__What is expected__:
Leave out any picture and return the remaining listing below exactly as given.
......
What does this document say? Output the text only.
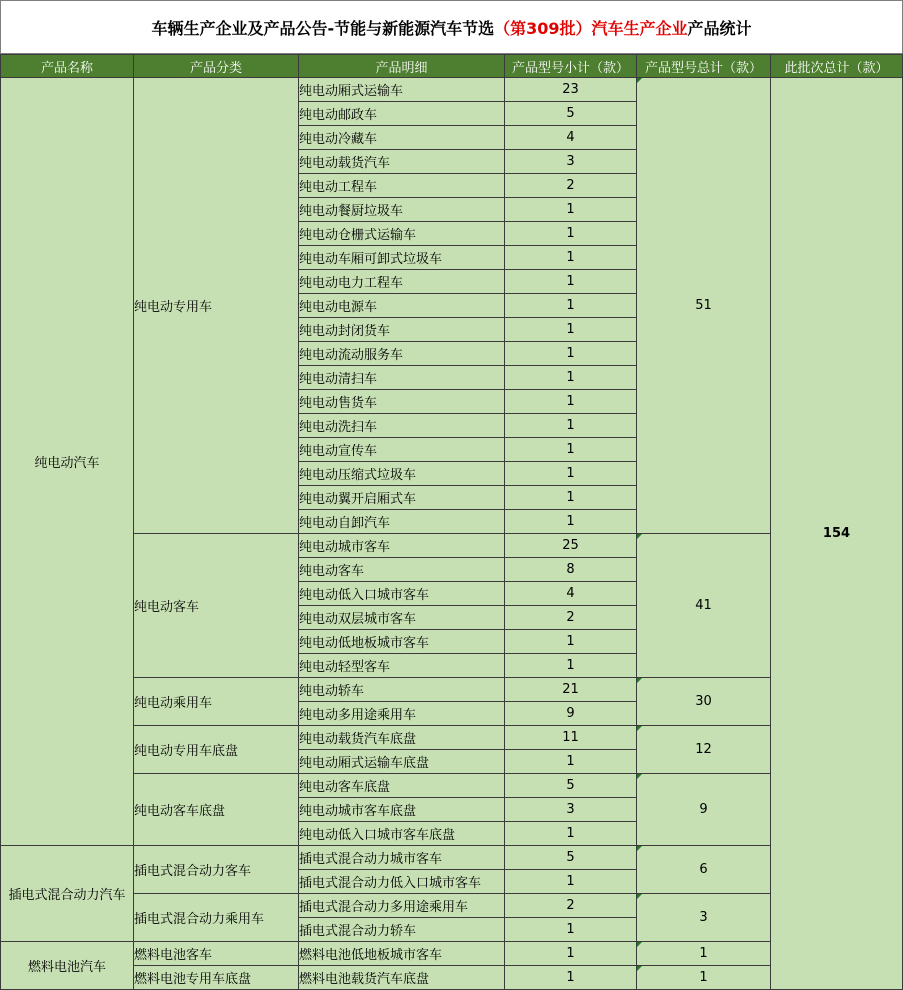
车辆生产企业及产品公告-节能与新能源汽车节选 （第309批）汽车生产企业 产品统计
产品名称	产品分类	产品明细	产品型号小计（款）	产品型号总计（款）	此批次总计（款）
纯电动汽车	纯电动专用车	纯电动厢式运输车	23	51	154
		纯电动邮政车	5		
		纯电动冷藏车	4		
		纯电动载货汽车	3		
		纯电动工程车	2		
		纯电动餐厨垃圾车	1		
		纯电动仓栅式运输车	1		
		纯电动车厢可卸式垃圾车	1		
		纯电动电力工程车	1		
		纯电动电源车	1		
		纯电动封闭货车	1		
		纯电动流动服务车	1		
		纯电动清扫车	1		
		纯电动售货车	1		
		纯电动洗扫车	1		
		纯电动宣传车	1		
		纯电动压缩式垃圾车	1		
		纯电动翼开启厢式车	1		
		纯电动自卸汽车	1		
	纯电动客车	纯电动城市客车	25	41	
		纯电动客车	8		
		纯电动低入口城市客车	4		
		纯电动双层城市客车	2		
		纯电动低地板城市客车	1		
		纯电动轻型客车	1		
	纯电动乘用车	纯电动轿车	21	30	
		纯电动多用途乘用车	9		
	纯电动专用车底盘	纯电动载货汽车底盘	11	12	
		纯电动厢式运输车底盘	1		
	纯电动客车底盘	纯电动客车底盘	5	9	
		纯电动城市客车底盘	3		
		纯电动低入口城市客车底盘	1		
插电式混合动力汽车	插电式混合动力客车	插电式混合动力城市客车	5	6	
		插电式混合动力低入口城市客车	1		
	插电式混合动力乘用车	插电式混合动力多用途乘用车	2	3	
		插电式混合动力轿车	1		
燃料电池汽车	燃料电池客车	燃料电池低地板城市客车	1	1	
	燃料电池专用车底盘	燃料电池载货汽车底盘	1	1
......
__Result of the exercise__:
What does this document say? Output the text only.
车辆生产企业及产品公告-节能与新能源汽车节选 （第309批）汽车生产企业 产品统计
产品名称	产品分类	产品明细	产品型号小计（款）	产品型号总计（款）	此批次总计（款）
纯电动汽车	纯电动专用车	纯电动厢式运输车	23	51	154
		纯电动邮政车	5		
		纯电动冷藏车	4		
		纯电动载货汽车	3		
		纯电动工程车	2		
		纯电动餐厨垃圾车	1		
		纯电动仓栅式运输车	1		
		纯电动车厢可卸式垃圾车	1		
		纯电动电力工程车	1		
		纯电动电源车	1		
		纯电动封闭货车	1		
		纯电动流动服务车	1		
		纯电动清扫车	1		
		纯电动售货车	1		
		纯电动洗扫车	1		
		纯电动宣传车	1		
		纯电动压缩式垃圾车	1		
		纯电动翼开启厢式车	1		
		纯电动自卸汽车	1		
	纯电动客车	纯电动城市客车	25	41	
		纯电动客车	8		
		纯电动低入口城市客车	4		
		纯电动双层城市客车	2		
		纯电动低地板城市客车	1		
		纯电动轻型客车	1		
	纯电动乘用车	纯电动轿车	21	30	
		纯电动多用途乘用车	9		
	纯电动专用车底盘	纯电动载货汽车底盘	11	12	
		纯电动厢式运输车底盘	1		
	纯电动客车底盘	纯电动客车底盘	5	9	
		纯电动城市客车底盘	3		
		纯电动低入口城市客车底盘	1		
插电式混合动力汽车	插电式混合动力客车	插电式混合动力城市客车	5	6	
		插电式混合动力低入口城市客车	1		
	插电式混合动力乘用车	插电式混合动力多用途乘用车	2	3	
		插电式混合动力轿车	1		
燃料电池汽车	燃料电池客车	燃料电池低地板城市客车	1	1	
	燃料电池专用车底盘	燃料电池载货汽车底盘	1	1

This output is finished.